Of the lines listed below, how many contain the string "belgilaydi"? Answer with the number alone.

[BEGIN DATA EXTRACT]

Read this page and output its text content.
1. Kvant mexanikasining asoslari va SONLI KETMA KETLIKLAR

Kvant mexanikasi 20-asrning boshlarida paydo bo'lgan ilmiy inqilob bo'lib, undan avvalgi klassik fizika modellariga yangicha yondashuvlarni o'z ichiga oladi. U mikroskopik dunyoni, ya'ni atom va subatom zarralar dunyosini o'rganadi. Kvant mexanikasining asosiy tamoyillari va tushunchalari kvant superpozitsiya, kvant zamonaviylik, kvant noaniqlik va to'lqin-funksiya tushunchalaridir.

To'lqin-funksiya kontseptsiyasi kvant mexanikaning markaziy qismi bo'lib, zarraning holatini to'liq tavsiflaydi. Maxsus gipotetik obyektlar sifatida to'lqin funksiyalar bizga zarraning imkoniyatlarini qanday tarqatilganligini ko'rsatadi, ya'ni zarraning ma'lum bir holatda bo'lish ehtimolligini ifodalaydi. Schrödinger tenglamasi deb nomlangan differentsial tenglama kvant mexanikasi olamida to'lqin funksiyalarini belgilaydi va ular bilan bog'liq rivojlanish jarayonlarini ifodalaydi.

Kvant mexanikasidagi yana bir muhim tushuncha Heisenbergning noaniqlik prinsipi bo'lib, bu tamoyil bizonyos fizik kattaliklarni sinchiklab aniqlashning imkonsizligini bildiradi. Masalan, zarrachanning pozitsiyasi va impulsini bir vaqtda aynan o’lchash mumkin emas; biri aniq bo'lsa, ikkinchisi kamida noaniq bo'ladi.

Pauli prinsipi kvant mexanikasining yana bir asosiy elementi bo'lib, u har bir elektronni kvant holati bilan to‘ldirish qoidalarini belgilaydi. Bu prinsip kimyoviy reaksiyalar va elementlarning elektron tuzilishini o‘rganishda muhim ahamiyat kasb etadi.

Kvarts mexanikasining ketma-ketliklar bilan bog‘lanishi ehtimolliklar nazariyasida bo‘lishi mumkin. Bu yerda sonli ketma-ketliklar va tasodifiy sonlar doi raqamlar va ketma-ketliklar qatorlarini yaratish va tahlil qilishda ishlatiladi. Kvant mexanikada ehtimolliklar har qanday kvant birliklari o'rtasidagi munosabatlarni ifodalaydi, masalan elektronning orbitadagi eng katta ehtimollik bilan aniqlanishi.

[END DATA EXTRACT]
[BEGIN DATA EXTRACT]

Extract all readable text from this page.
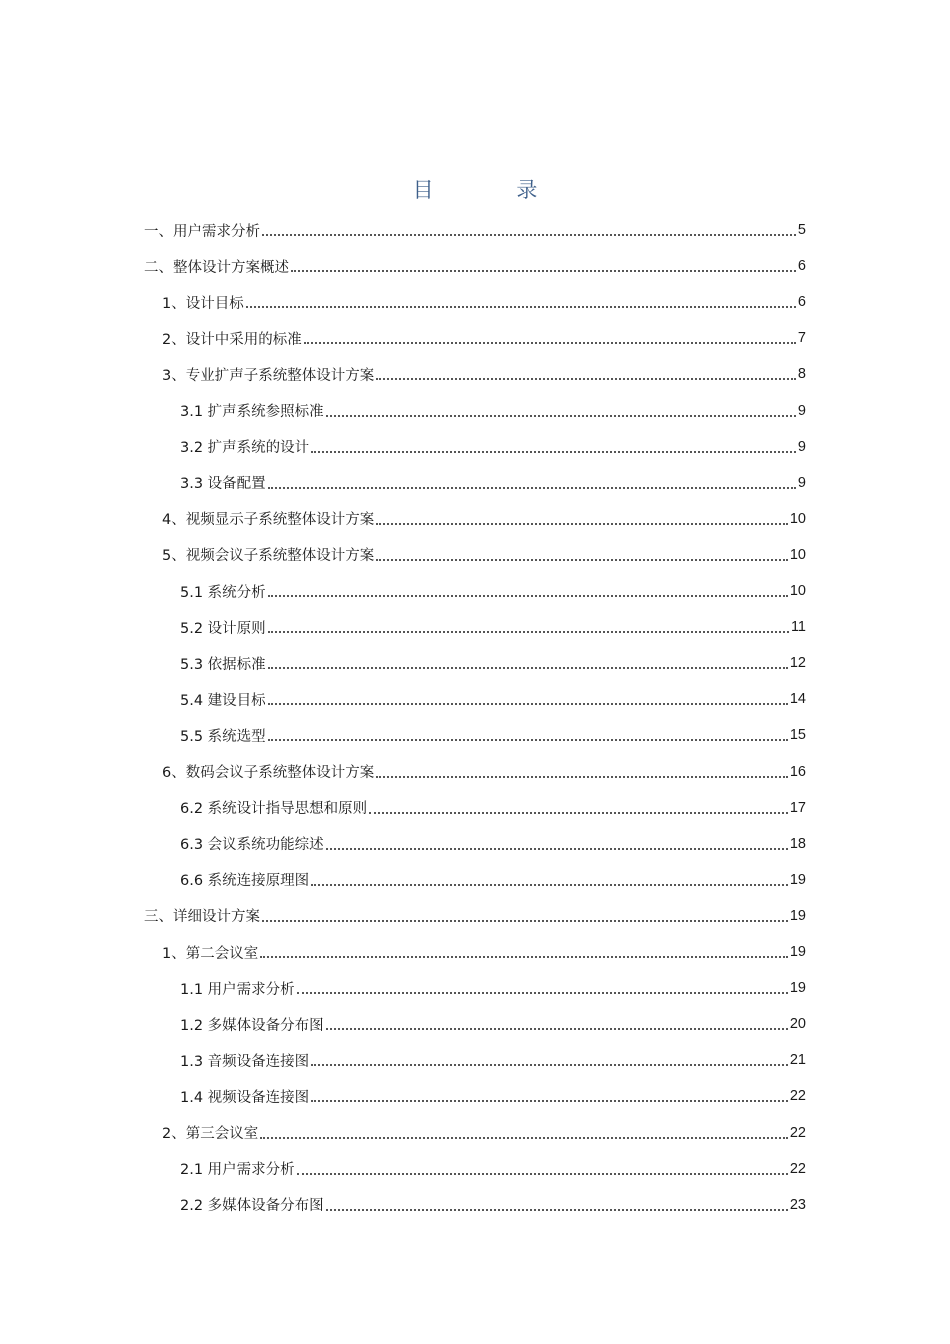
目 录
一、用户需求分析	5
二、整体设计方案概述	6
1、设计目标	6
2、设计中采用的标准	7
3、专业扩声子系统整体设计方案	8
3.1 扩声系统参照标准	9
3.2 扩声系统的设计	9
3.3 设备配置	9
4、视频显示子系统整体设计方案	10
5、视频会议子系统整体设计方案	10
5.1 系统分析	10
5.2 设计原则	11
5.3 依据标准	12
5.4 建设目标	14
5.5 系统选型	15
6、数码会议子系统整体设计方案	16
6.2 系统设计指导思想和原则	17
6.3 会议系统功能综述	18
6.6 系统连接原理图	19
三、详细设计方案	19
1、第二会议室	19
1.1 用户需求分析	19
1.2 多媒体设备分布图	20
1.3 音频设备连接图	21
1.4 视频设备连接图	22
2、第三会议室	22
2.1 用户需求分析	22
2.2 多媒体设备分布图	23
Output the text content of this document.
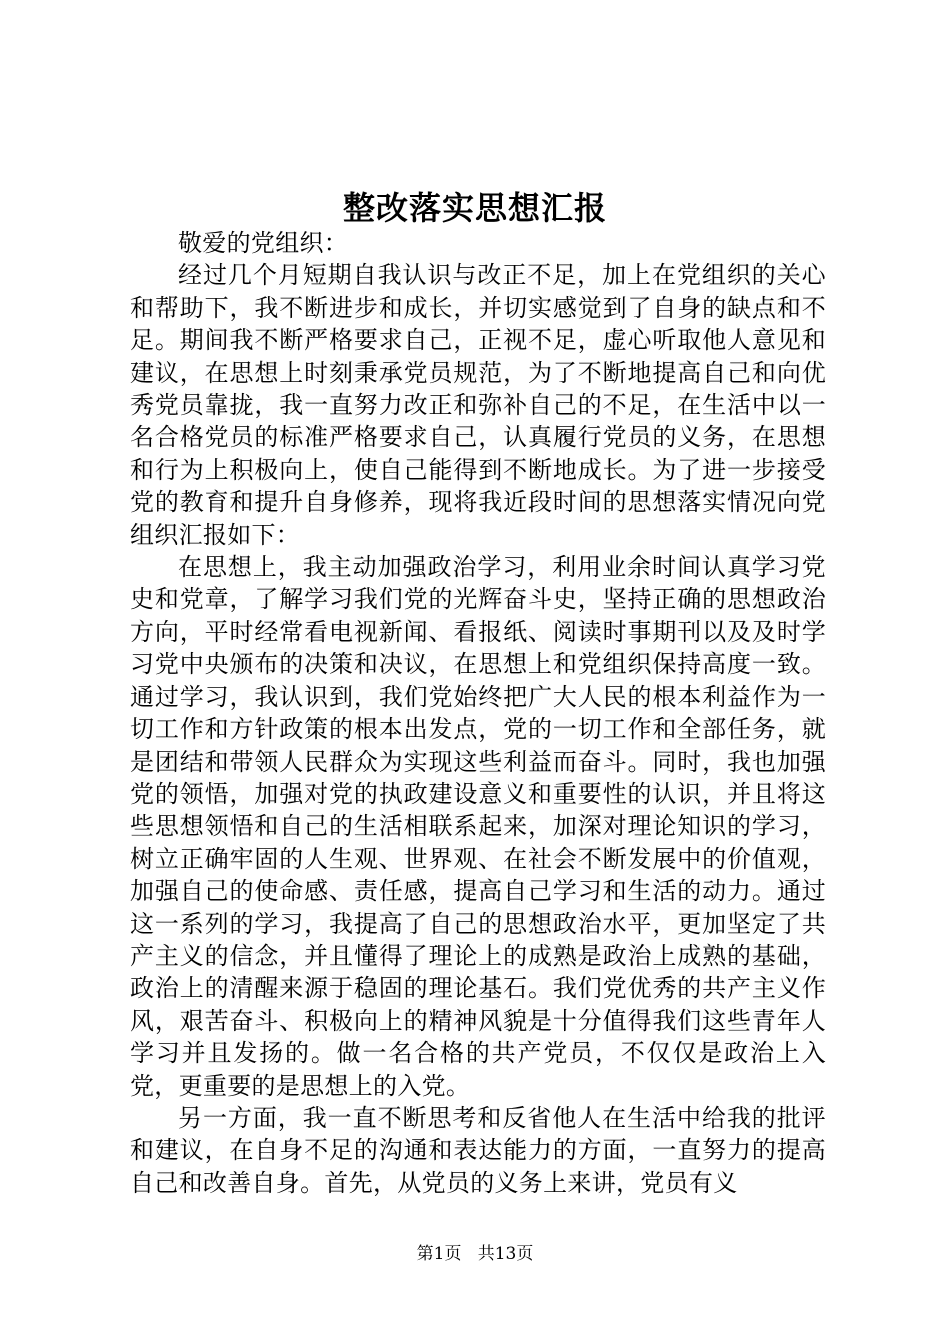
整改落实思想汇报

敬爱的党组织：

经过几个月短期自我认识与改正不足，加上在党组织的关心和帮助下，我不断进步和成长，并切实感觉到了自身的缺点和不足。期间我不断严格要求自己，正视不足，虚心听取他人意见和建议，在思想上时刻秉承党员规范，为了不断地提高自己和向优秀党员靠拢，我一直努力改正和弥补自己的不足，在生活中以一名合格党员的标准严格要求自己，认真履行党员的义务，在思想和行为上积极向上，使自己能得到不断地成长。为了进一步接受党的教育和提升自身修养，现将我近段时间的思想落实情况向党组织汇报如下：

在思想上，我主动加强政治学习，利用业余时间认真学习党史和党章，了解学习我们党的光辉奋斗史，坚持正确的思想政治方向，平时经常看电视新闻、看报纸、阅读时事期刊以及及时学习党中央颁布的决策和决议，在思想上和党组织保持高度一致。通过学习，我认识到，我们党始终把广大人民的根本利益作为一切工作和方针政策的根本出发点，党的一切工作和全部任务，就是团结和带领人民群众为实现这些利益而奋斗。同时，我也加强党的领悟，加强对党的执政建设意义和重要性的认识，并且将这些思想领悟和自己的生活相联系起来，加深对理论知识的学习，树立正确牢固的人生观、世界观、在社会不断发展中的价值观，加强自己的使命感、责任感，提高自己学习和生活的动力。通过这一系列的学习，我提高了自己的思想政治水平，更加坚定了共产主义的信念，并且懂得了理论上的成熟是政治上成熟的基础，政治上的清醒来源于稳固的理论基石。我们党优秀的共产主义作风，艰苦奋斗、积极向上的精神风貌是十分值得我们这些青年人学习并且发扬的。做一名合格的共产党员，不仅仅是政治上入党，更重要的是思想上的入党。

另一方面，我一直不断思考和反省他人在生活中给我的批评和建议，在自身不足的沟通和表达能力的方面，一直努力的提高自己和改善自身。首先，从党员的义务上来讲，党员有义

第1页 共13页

[END DATA EXTRACT]

• **ANSWER TO THIS PROBLEM**: 2